### GIVEN INSTRUCTION
Find the word "Dialysis" in the listing; pull out each line holding it.

### PROVIDED DATA
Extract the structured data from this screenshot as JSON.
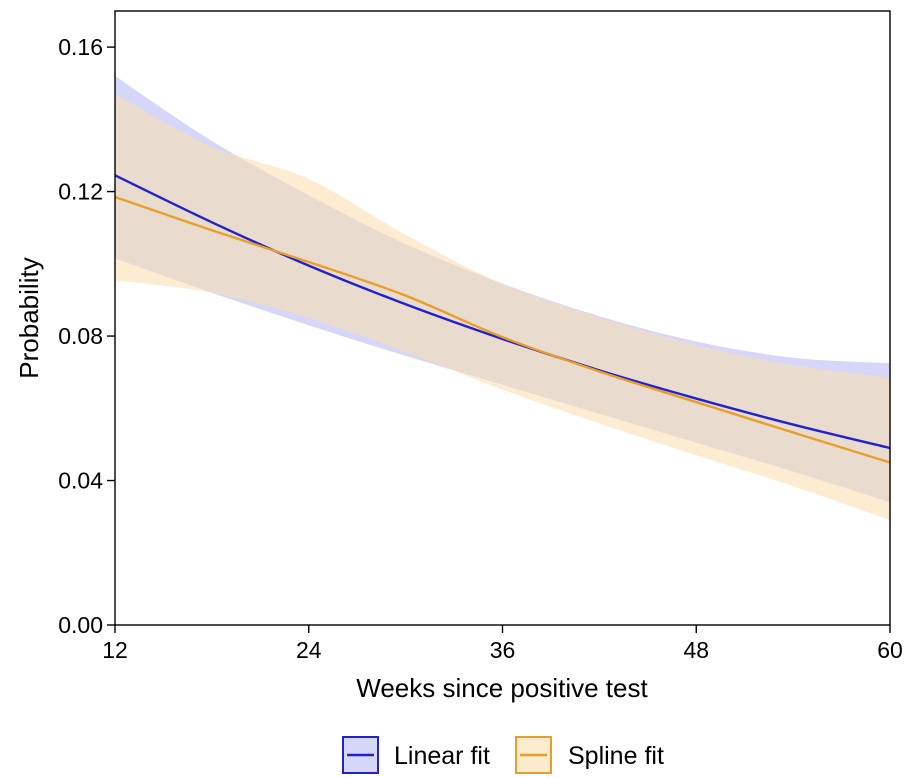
{
  "chart_data": {
    "type": "line",
    "title": "",
    "xlabel": "Weeks since positive test",
    "ylabel": "Probability",
    "xlim": [
      12,
      60
    ],
    "ylim": [
      0,
      0.17
    ],
    "x_ticks": [
      12,
      24,
      36,
      48,
      60
    ],
    "x_tick_labels": [
      "12",
      "24",
      "36",
      "48",
      "60"
    ],
    "y_ticks": [
      0,
      0.04,
      0.08,
      0.12,
      0.16
    ],
    "y_tick_labels": [
      "0.00",
      "0.04",
      "0.08",
      "0.12",
      "0.16"
    ],
    "grid": false,
    "legend_position": "bottom",
    "x": [
      12,
      18,
      24,
      30,
      36,
      42,
      48,
      54,
      60
    ],
    "series": [
      {
        "name": "Linear fit",
        "color": "#2222cc",
        "band_color": "#c6c6f5",
        "values": [
          0.1245,
          0.1115,
          0.0995,
          0.0888,
          0.0792,
          0.0705,
          0.0627,
          0.0555,
          0.049
        ],
        "lower": [
          0.1015,
          0.092,
          0.083,
          0.0745,
          0.0665,
          0.0585,
          0.0505,
          0.0425,
          0.034
        ],
        "upper": [
          0.152,
          0.134,
          0.119,
          0.1055,
          0.0945,
          0.0855,
          0.0785,
          0.074,
          0.0725
        ]
      },
      {
        "name": "Spline fit",
        "color": "#e89f2a",
        "band_color": "#f8dfb1",
        "values": [
          0.1185,
          0.1093,
          0.1005,
          0.0912,
          0.0797,
          0.0702,
          0.0617,
          0.0533,
          0.045
        ],
        "lower": [
          0.0955,
          0.092,
          0.085,
          0.0755,
          0.0652,
          0.0558,
          0.047,
          0.0385,
          0.029
        ],
        "upper": [
          0.147,
          0.1325,
          0.1235,
          0.108,
          0.0945,
          0.0852,
          0.0775,
          0.072,
          0.0685
        ]
      }
    ]
  }
}
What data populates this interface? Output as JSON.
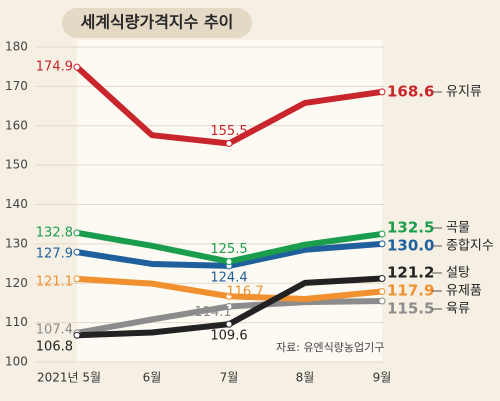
{
  "chart_data": {
    "type": "line",
    "title": "세계식량가격지수 추이",
    "source": "자료: 유엔식량농업기구",
    "categories": [
      "2021년 5월",
      "6월",
      "7월",
      "8월",
      "9월"
    ],
    "ylim": [
      100,
      180
    ],
    "yticks": [
      100,
      110,
      120,
      130,
      140,
      150,
      160,
      170,
      180
    ],
    "grid": true,
    "series": [
      {
        "name": "유지류",
        "color": "#c8252c",
        "values": [
          174.9,
          157.6,
          155.5,
          165.8,
          168.6
        ],
        "value_labels": [
          "174.9",
          null,
          "155.5",
          null,
          "168.6"
        ]
      },
      {
        "name": "곡물",
        "color": "#1a9e4e",
        "values": [
          132.8,
          129.5,
          125.5,
          129.8,
          132.5
        ],
        "value_labels": [
          "132.8",
          null,
          "125.5",
          null,
          "132.5"
        ]
      },
      {
        "name": "종합지수",
        "color": "#1f5f9c",
        "values": [
          127.9,
          124.9,
          124.4,
          128.5,
          130.0
        ],
        "value_labels": [
          "127.9",
          null,
          "124.4",
          null,
          "130.0"
        ]
      },
      {
        "name": "설탕",
        "color": "#222222",
        "values": [
          106.8,
          107.5,
          109.6,
          120.1,
          121.2
        ],
        "value_labels": [
          "106.8",
          null,
          "109.6",
          null,
          "121.2"
        ]
      },
      {
        "name": "유제품",
        "color": "#f0902e",
        "values": [
          121.1,
          119.9,
          116.7,
          116.0,
          117.9
        ],
        "value_labels": [
          "121.1",
          null,
          "116.7",
          null,
          "117.9"
        ]
      },
      {
        "name": "육류",
        "color": "#8c8c8c",
        "values": [
          107.4,
          110.8,
          114.1,
          115.2,
          115.5
        ],
        "value_labels": [
          "107.4",
          null,
          "114.1",
          null,
          "115.5"
        ]
      }
    ]
  }
}
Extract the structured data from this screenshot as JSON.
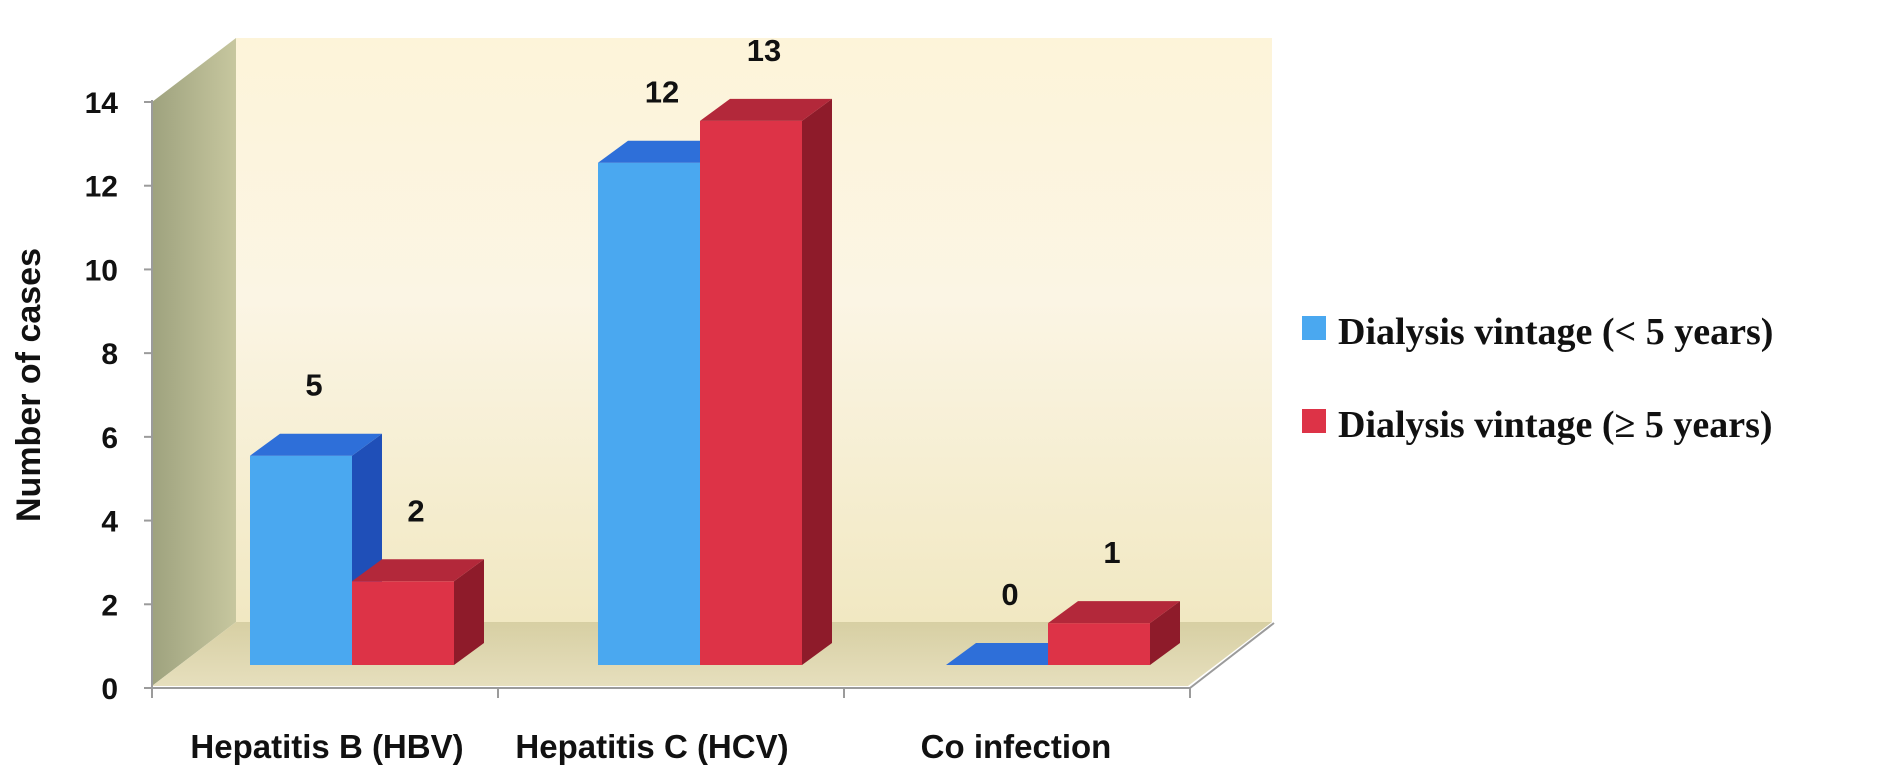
{
  "chart_data": {
    "type": "bar",
    "title": "",
    "xlabel": "",
    "ylabel": "Number of cases",
    "ylim": [
      0,
      14
    ],
    "yticks": [
      0,
      2,
      4,
      6,
      8,
      10,
      12,
      14
    ],
    "grid": false,
    "legend_position": "right",
    "categories": [
      "Hepatitis B (HBV)",
      "Hepatitis C (HCV)",
      "Co infection"
    ],
    "series": [
      {
        "name": "Dialysis vintage (< 5 years)",
        "values": [
          5,
          12,
          0
        ],
        "labels": [
          "5",
          "12",
          "0"
        ],
        "color": "#4aa8f0",
        "top_color": "#2e6fd9",
        "side_color": "#1f4fb8"
      },
      {
        "name": "Dialysis vintage (≥ 5  years)",
        "values": [
          2,
          13,
          1
        ],
        "labels": [
          "2",
          "13",
          "1"
        ],
        "color": "#dd3347",
        "top_color": "#b3283a",
        "side_color": "#8e1b2a"
      }
    ]
  }
}
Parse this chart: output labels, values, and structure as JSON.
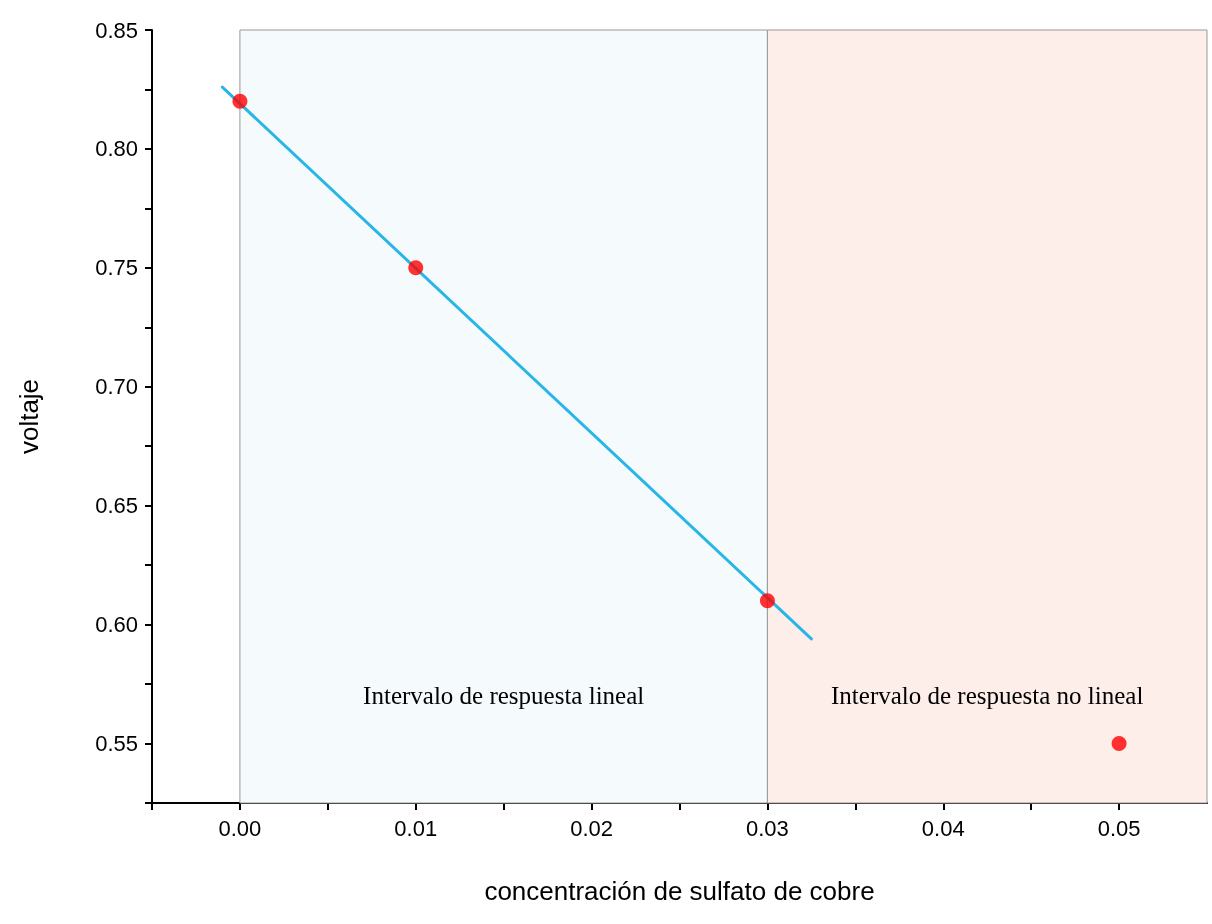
{
  "chart_data": {
    "type": "scatter",
    "xlabel": "concentración de sulfato de cobre",
    "ylabel": "voltaje",
    "marker": "circle",
    "grid": false,
    "xlim": [
      -0.005,
      0.055
    ],
    "xticks": [
      {
        "value": -0.005,
        "label": null
      },
      {
        "value": 0,
        "label": "0.00"
      },
      {
        "value": 0.005,
        "label": null
      },
      0.01,
      {
        "value": 0.015,
        "label": null
      },
      0.02,
      {
        "value": 0.025,
        "label": null
      },
      0.03,
      {
        "value": 0.035,
        "label": null
      },
      0.04,
      {
        "value": 0.045,
        "label": null
      },
      0.05
    ],
    "ylim": [
      0.525,
      0.85
    ],
    "yticks": [
      {
        "value": 0.525,
        "label": null
      },
      0.55,
      {
        "value": 0.575,
        "label": null
      },
      {
        "value": 0.6,
        "label": "0.60"
      },
      {
        "value": 0.625,
        "label": null
      },
      0.65,
      {
        "value": 0.675,
        "label": null
      },
      {
        "value": 0.7,
        "label": "0.70"
      },
      {
        "value": 0.725,
        "label": null
      },
      0.75,
      {
        "value": 0.775,
        "label": null
      },
      {
        "value": 0.8,
        "label": "0.80"
      },
      {
        "value": 0.825,
        "label": null
      },
      0.85
    ],
    "x": [
      0,
      0.01,
      0.03,
      0.05
    ],
    "series": [
      {
        "type": "scatter",
        "color": "#ff0000",
        "values": [
          0.82,
          0.75,
          0.61,
          0.55
        ]
      },
      {
        "type": "line",
        "color": "#29b6e6",
        "marker": "none",
        "line_style": "solid",
        "x": [
          -0.001,
          0.0325
        ],
        "values": [
          0.826,
          0.594
        ]
      }
    ],
    "bands": [
      {
        "axis": "x",
        "from": 0,
        "to": 0.03,
        "label": "Intervalo de respuesta lineal",
        "color": "#f5fafd"
      },
      {
        "axis": "x",
        "from": 0.03,
        "to": 0.055,
        "label": "Intervalo de respuesta no lineal",
        "color": "#fdeeea"
      }
    ]
  }
}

### FULL SOLUTION
        "name": "Dialysis vintage (< 5 years)",
        "name": "Dialysis vintage (≥ 5  years)",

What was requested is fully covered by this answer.